** Start **

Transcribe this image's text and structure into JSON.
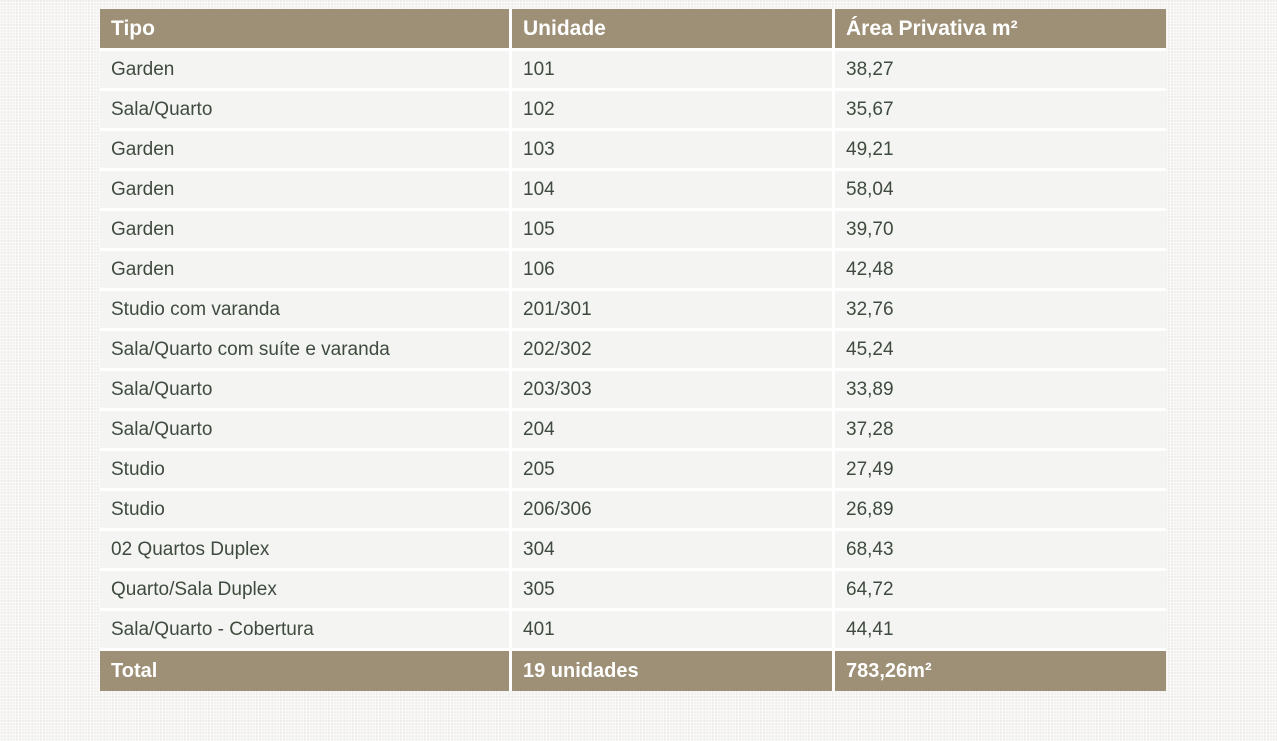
{
  "table": {
    "columns": [
      {
        "key": "tipo",
        "label": "Tipo"
      },
      {
        "key": "unidade",
        "label": "Unidade"
      },
      {
        "key": "area",
        "label": "Área Privativa m²"
      }
    ],
    "rows": [
      {
        "tipo": "Garden",
        "unidade": "101",
        "area": "38,27"
      },
      {
        "tipo": "Sala/Quarto",
        "unidade": "102",
        "area": "35,67"
      },
      {
        "tipo": "Garden",
        "unidade": "103",
        "area": "49,21"
      },
      {
        "tipo": "Garden",
        "unidade": "104",
        "area": "58,04"
      },
      {
        "tipo": "Garden",
        "unidade": "105",
        "area": "39,70"
      },
      {
        "tipo": "Garden",
        "unidade": "106",
        "area": "42,48"
      },
      {
        "tipo": "Studio com varanda",
        "unidade": "201/301",
        "area": "32,76"
      },
      {
        "tipo": "Sala/Quarto com suíte e varanda",
        "unidade": "202/302",
        "area": "45,24"
      },
      {
        "tipo": "Sala/Quarto",
        "unidade": "203/303",
        "area": "33,89"
      },
      {
        "tipo": "Sala/Quarto",
        "unidade": "204",
        "area": "37,28"
      },
      {
        "tipo": "Studio",
        "unidade": "205",
        "area": "27,49"
      },
      {
        "tipo": "Studio",
        "unidade": "206/306",
        "area": "26,89"
      },
      {
        "tipo": "02 Quartos Duplex",
        "unidade": "304",
        "area": "68,43"
      },
      {
        "tipo": "Quarto/Sala Duplex",
        "unidade": "305",
        "area": "64,72"
      },
      {
        "tipo": "Sala/Quarto - Cobertura",
        "unidade": "401",
        "area": "44,41"
      }
    ],
    "total": {
      "label": "Total",
      "unidade": "19 unidades",
      "area": "783,26m²"
    }
  },
  "colors": {
    "header_bg": "#9e9077",
    "header_text": "#ffffff",
    "row_bg": "#f4f4f3",
    "row_text": "#3f4b3f",
    "gap": "#ffffff",
    "page_bg": "#f3f2f0"
  }
}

** End **

Each entry shown above must be quoted exactly, with its pictures left out.

(Solution for this problem):
Transcribe this image's text and structure into JSON.
{
  "table": {
    "columns": [
      {
        "key": "tipo",
        "label": "Tipo"
      },
      {
        "key": "unidade",
        "label": "Unidade"
      },
      {
        "key": "area",
        "label": "Área Privativa m²"
      }
    ],
    "rows": [
      {
        "tipo": "Garden",
        "unidade": "101",
        "area": "38,27"
      },
      {
        "tipo": "Sala/Quarto",
        "unidade": "102",
        "area": "35,67"
      },
      {
        "tipo": "Garden",
        "unidade": "103",
        "area": "49,21"
      },
      {
        "tipo": "Garden",
        "unidade": "104",
        "area": "58,04"
      },
      {
        "tipo": "Garden",
        "unidade": "105",
        "area": "39,70"
      },
      {
        "tipo": "Garden",
        "unidade": "106",
        "area": "42,48"
      },
      {
        "tipo": "Studio com varanda",
        "unidade": "201/301",
        "area": "32,76"
      },
      {
        "tipo": "Sala/Quarto com suíte e varanda",
        "unidade": "202/302",
        "area": "45,24"
      },
      {
        "tipo": "Sala/Quarto",
        "unidade": "203/303",
        "area": "33,89"
      },
      {
        "tipo": "Sala/Quarto",
        "unidade": "204",
        "area": "37,28"
      },
      {
        "tipo": "Studio",
        "unidade": "205",
        "area": "27,49"
      },
      {
        "tipo": "Studio",
        "unidade": "206/306",
        "area": "26,89"
      },
      {
        "tipo": "02 Quartos Duplex",
        "unidade": "304",
        "area": "68,43"
      },
      {
        "tipo": "Quarto/Sala Duplex",
        "unidade": "305",
        "area": "64,72"
      },
      {
        "tipo": "Sala/Quarto - Cobertura",
        "unidade": "401",
        "area": "44,41"
      }
    ],
    "total": {
      "label": "Total",
      "unidade": "19 unidades",
      "area": "783,26m²"
    }
  },
  "colors": {
    "header_bg": "#9e9077",
    "header_text": "#ffffff",
    "row_bg": "#f4f4f3",
    "row_text": "#3f4b3f",
    "gap": "#ffffff",
    "page_bg": "#f3f2f0"
  }
}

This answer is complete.